[Stored dataset items]
+ + + + +

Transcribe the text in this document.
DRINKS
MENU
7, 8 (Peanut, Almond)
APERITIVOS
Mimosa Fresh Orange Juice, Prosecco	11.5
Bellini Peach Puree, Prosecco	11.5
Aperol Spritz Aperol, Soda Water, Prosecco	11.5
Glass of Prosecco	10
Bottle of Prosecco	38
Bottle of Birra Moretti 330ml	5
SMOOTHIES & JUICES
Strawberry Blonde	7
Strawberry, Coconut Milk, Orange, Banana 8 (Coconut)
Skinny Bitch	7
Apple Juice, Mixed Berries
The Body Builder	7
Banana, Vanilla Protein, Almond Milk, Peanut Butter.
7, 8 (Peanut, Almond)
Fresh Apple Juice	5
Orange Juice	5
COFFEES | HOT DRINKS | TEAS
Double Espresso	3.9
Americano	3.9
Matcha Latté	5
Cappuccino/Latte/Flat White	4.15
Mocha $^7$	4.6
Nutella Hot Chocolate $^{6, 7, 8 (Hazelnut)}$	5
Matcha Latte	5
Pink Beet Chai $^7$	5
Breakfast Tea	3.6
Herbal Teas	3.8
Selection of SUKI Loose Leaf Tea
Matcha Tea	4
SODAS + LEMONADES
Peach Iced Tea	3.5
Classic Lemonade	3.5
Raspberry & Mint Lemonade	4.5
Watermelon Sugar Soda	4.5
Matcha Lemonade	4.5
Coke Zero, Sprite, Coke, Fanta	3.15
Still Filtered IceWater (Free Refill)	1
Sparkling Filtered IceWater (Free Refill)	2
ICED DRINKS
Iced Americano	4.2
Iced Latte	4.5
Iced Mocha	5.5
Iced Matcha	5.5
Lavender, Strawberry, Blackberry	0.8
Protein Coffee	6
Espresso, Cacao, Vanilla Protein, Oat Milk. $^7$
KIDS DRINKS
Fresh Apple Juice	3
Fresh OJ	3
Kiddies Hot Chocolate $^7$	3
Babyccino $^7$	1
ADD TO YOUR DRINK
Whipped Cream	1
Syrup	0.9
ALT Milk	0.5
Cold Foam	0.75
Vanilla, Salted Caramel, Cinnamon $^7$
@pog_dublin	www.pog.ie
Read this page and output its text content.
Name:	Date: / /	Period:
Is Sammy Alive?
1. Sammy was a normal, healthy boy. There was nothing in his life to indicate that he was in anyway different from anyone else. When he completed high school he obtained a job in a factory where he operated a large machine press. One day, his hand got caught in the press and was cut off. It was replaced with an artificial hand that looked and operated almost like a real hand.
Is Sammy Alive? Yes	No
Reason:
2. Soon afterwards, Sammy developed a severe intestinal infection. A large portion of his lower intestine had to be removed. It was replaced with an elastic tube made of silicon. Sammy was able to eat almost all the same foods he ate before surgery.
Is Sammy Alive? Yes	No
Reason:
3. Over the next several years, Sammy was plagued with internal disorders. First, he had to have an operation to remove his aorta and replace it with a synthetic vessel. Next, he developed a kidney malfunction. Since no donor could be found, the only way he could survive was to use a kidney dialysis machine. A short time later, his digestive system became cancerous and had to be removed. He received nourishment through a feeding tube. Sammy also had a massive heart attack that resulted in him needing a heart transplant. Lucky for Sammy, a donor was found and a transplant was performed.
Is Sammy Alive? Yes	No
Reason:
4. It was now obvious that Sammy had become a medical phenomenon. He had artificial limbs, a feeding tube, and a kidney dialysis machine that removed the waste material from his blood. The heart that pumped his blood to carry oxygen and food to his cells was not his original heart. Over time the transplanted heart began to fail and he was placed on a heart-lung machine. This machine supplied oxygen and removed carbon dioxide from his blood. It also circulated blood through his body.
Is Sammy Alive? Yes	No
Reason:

+ + + + +

### Problem to solve
A reply that repeats all the data exactly is required.

### Result
Transcribe the text in this document.
DRINKS
MENU
7, 8 (Peanut, Almond)
APERITIVOS
Mimosa Fresh Orange Juice, Prosecco	11.5
Bellini Peach Puree, Prosecco	11.5
Aperol Spritz Aperol, Soda Water, Prosecco	11.5
Glass of Prosecco	10
Bottle of Prosecco	38
Bottle of Birra Moretti 330ml	5
SMOOTHIES & JUICES
Strawberry Blonde	7
Strawberry, Coconut Milk, Orange, Banana 8 (Coconut)
Skinny Bitch	7
Apple Juice, Mixed Berries
The Body Builder	7
Banana, Vanilla Protein, Almond Milk, Peanut Butter.
7, 8 (Peanut, Almond)
Fresh Apple Juice	5
Orange Juice	5
COFFEES | HOT DRINKS | TEAS
Double Espresso	3.9
Americano	3.9
Matcha Latté	5
Cappuccino/Latte/Flat White	4.15
Mocha $^7$	4.6
Nutella Hot Chocolate $^{6, 7, 8 (Hazelnut)}$	5
Matcha Latte	5
Pink Beet Chai $^7$	5
Breakfast Tea	3.6
Herbal Teas	3.8
Selection of SUKI Loose Leaf Tea
Matcha Tea	4
SODAS + LEMONADES
Peach Iced Tea	3.5
Classic Lemonade	3.5
Raspberry & Mint Lemonade	4.5
Watermelon Sugar Soda	4.5
Matcha Lemonade	4.5
Coke Zero, Sprite, Coke, Fanta	3.15
Still Filtered IceWater (Free Refill)	1
Sparkling Filtered IceWater (Free Refill)	2
ICED DRINKS
Iced Americano	4.2
Iced Latte	4.5
Iced Mocha	5.5
Iced Matcha	5.5
Lavender, Strawberry, Blackberry	0.8
Protein Coffee	6
Espresso, Cacao, Vanilla Protein, Oat Milk. $^7$
KIDS DRINKS
Fresh Apple Juice	3
Fresh OJ	3
Kiddies Hot Chocolate $^7$	3
Babyccino $^7$	1
ADD TO YOUR DRINK
Whipped Cream	1
Syrup	0.9
ALT Milk	0.5
Cold Foam	0.75
Vanilla, Salted Caramel, Cinnamon $^7$
@pog_dublin	www.pog.ie
Read this page and output its text content.
Name:	Date: / /	Period:
Is Sammy Alive?
1. Sammy was a normal, healthy boy. There was nothing in his life to indicate that he was in anyway different from anyone else. When he completed high school he obtained a job in a factory where he operated a large machine press. One day, his hand got caught in the press and was cut off. It was replaced with an artificial hand that looked and operated almost like a real hand.
Is Sammy Alive? Yes	No
Reason:
2. Soon afterwards, Sammy developed a severe intestinal infection. A large portion of his lower intestine had to be removed. It was replaced with an elastic tube made of silicon. Sammy was able to eat almost all the same foods he ate before surgery.
Is Sammy Alive? Yes	No
Reason:
3. Over the next several years, Sammy was plagued with internal disorders. First, he had to have an operation to remove his aorta and replace it with a synthetic vessel. Next, he developed a kidney malfunction. Since no donor could be found, the only way he could survive was to use a kidney dialysis machine. A short time later, his digestive system became cancerous and had to be removed. He received nourishment through a feeding tube. Sammy also had a massive heart attack that resulted in him needing a heart transplant. Lucky for Sammy, a donor was found and a transplant was performed.
Is Sammy Alive? Yes	No
Reason:
4. It was now obvious that Sammy had become a medical phenomenon. He had artificial limbs, a feeding tube, and a kidney dialysis machine that removed the waste material from his blood. The heart that pumped his blood to carry oxygen and food to his cells was not his original heart. Over time the transplanted heart began to fail and he was placed on a heart-lung machine. This machine supplied oxygen and removed carbon dioxide from his blood. It also circulated blood through his body.
Is Sammy Alive? Yes	No
Reason:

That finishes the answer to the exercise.